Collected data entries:
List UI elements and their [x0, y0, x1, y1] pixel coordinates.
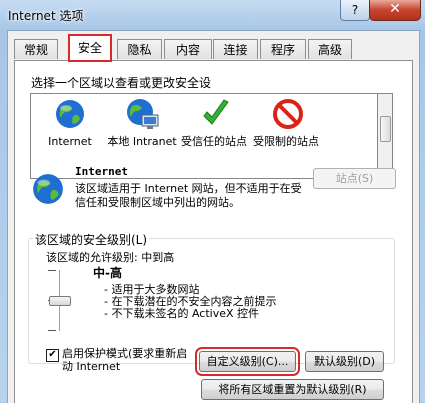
tab-content[interactable]: 内容 — [164, 39, 212, 59]
zone-list-scrollbar[interactable] — [378, 93, 393, 179]
sites-button[interactable]: 站点(S) — [313, 168, 396, 189]
slider-tick — [48, 330, 56, 331]
close-button[interactable]: ✕ — [369, 0, 421, 21]
security-level-group-label: 该区域的安全级别(L) — [33, 231, 150, 248]
protected-mode-label: 启用保护模式(要求重新启动 Internet — [62, 347, 188, 373]
globe-icon — [56, 100, 84, 128]
security-level-slider-thumb[interactable] — [49, 296, 71, 306]
zone-trusted-sites[interactable]: 受信任的站点 — [181, 94, 251, 174]
zone-local-intranet-label: 本地 Intranet — [107, 135, 177, 148]
tab-security[interactable]: 安全 — [68, 34, 112, 62]
reset-all-zones-button[interactable]: 将所有区域重置为默认级别(R) — [201, 379, 384, 400]
intranet-icon — [127, 99, 159, 129]
zone-trusted-sites-label: 受信任的站点 — [181, 135, 247, 148]
custom-level-button[interactable]: 自定义级别(C)... — [195, 347, 300, 376]
tab-advanced[interactable]: 高级 — [308, 39, 352, 59]
no-entry-icon — [273, 99, 303, 129]
zone-internet-label: Internet — [48, 135, 92, 148]
tab-connections[interactable]: 连接 — [213, 39, 258, 59]
protected-mode-checkbox[interactable]: ✔ — [46, 349, 59, 362]
zone-restricted-sites[interactable]: 受限制的站点 — [253, 94, 323, 174]
security-level-name: 中-高 — [93, 266, 122, 280]
selected-zone-globe-icon — [33, 174, 63, 204]
tab-general[interactable]: 常规 — [14, 39, 58, 59]
select-zone-prompt: 选择一个区域以查看或更改安全设 — [31, 76, 212, 90]
scroll-thumb[interactable] — [380, 116, 391, 142]
window-title: Internet 选项 — [8, 9, 84, 23]
zone-restricted-sites-label: 受限制的站点 — [253, 135, 319, 148]
allowed-levels-text: 该区域的允许级别: 中到高 — [46, 251, 175, 264]
tab-programs[interactable]: 程序 — [260, 39, 306, 59]
tab-privacy[interactable]: 隐私 — [117, 39, 162, 59]
help-button[interactable]: ? — [340, 0, 370, 21]
internet-options-window: Internet 选项 ? ✕ 常规 安全 隐私 内容 连接 程序 高级 选择一… — [0, 0, 425, 403]
slider-tick — [48, 270, 56, 271]
zone-local-intranet[interactable]: 本地 Intranet — [107, 94, 177, 174]
selected-zone-description: 该区域适用于 Internet 网站，但不适用于在受信任和受限制区域中列出的网站… — [75, 182, 302, 209]
selected-zone-title: Internet — [75, 165, 128, 178]
title-bar: Internet 选项 ? ✕ — [0, 0, 425, 30]
level-description-3: - 不下载未签名的 ActiveX 控件 — [104, 307, 260, 320]
default-level-button[interactable]: 默认级别(D) — [305, 351, 384, 372]
zone-internet[interactable]: Internet — [35, 94, 105, 174]
checkmark-icon — [203, 99, 229, 125]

> [Required task]: Swap "slider-tick" for "slider-mark" everywhere in the listing above, keep every other line unchanged, and leave the pictures out of your answer.

> [Right answer]:
List UI elements and their [x0, y0, x1, y1] pixel coordinates.
tab-content[interactable]: 内容 — [164, 39, 212, 59]
zone-list-scrollbar[interactable] — [378, 93, 393, 179]
sites-button[interactable]: 站点(S) — [313, 168, 396, 189]
slider-mark — [48, 330, 56, 331]
close-button[interactable]: ✕ — [369, 0, 421, 21]
security-level-group-label: 该区域的安全级别(L) — [33, 231, 150, 248]
protected-mode-label: 启用保护模式(要求重新启动 Internet — [62, 347, 188, 373]
globe-icon — [56, 100, 84, 128]
security-level-slider-thumb[interactable] — [49, 296, 71, 306]
zone-trusted-sites[interactable]: 受信任的站点 — [181, 94, 251, 174]
zone-local-intranet-label: 本地 Intranet — [107, 135, 177, 148]
tab-security[interactable]: 安全 — [68, 34, 112, 62]
reset-all-zones-button[interactable]: 将所有区域重置为默认级别(R) — [201, 379, 384, 400]
intranet-icon — [127, 99, 159, 129]
zone-trusted-sites-label: 受信任的站点 — [181, 135, 247, 148]
custom-level-button[interactable]: 自定义级别(C)... — [195, 347, 300, 376]
tab-advanced[interactable]: 高级 — [308, 39, 352, 59]
no-entry-icon — [273, 99, 303, 129]
zone-internet-label: Internet — [48, 135, 92, 148]
tab-connections[interactable]: 连接 — [213, 39, 258, 59]
protected-mode-checkbox[interactable]: ✔ — [46, 349, 59, 362]
zone-restricted-sites[interactable]: 受限制的站点 — [253, 94, 323, 174]
security-level-name: 中-高 — [93, 266, 122, 280]
selected-zone-globe-icon — [33, 174, 63, 204]
tab-general[interactable]: 常规 — [14, 39, 58, 59]
select-zone-prompt: 选择一个区域以查看或更改安全设 — [31, 76, 212, 90]
scroll-thumb[interactable] — [380, 116, 391, 142]
window-title: Internet 选项 — [8, 9, 84, 23]
zone-restricted-sites-label: 受限制的站点 — [253, 135, 319, 148]
allowed-levels-text: 该区域的允许级别: 中到高 — [46, 251, 175, 264]
tab-programs[interactable]: 程序 — [260, 39, 306, 59]
tab-privacy[interactable]: 隐私 — [117, 39, 162, 59]
help-button[interactable]: ? — [340, 0, 370, 21]
internet-options-window: Internet 选项 ? ✕ 常规 安全 隐私 内容 连接 程序 高级 选择一… — [0, 0, 425, 403]
slider-mark — [48, 270, 56, 271]
zone-local-intranet[interactable]: 本地 Intranet — [107, 94, 177, 174]
selected-zone-description: 该区域适用于 Internet 网站，但不适用于在受信任和受限制区域中列出的网站… — [75, 182, 302, 209]
selected-zone-title: Internet — [75, 165, 128, 178]
title-bar: Internet 选项 ? ✕ — [0, 0, 425, 30]
level-description-3: - 不下载未签名的 ActiveX 控件 — [104, 307, 260, 320]
default-level-button[interactable]: 默认级别(D) — [305, 351, 384, 372]
zone-internet[interactable]: Internet — [35, 94, 105, 174]
checkmark-icon — [203, 99, 229, 125]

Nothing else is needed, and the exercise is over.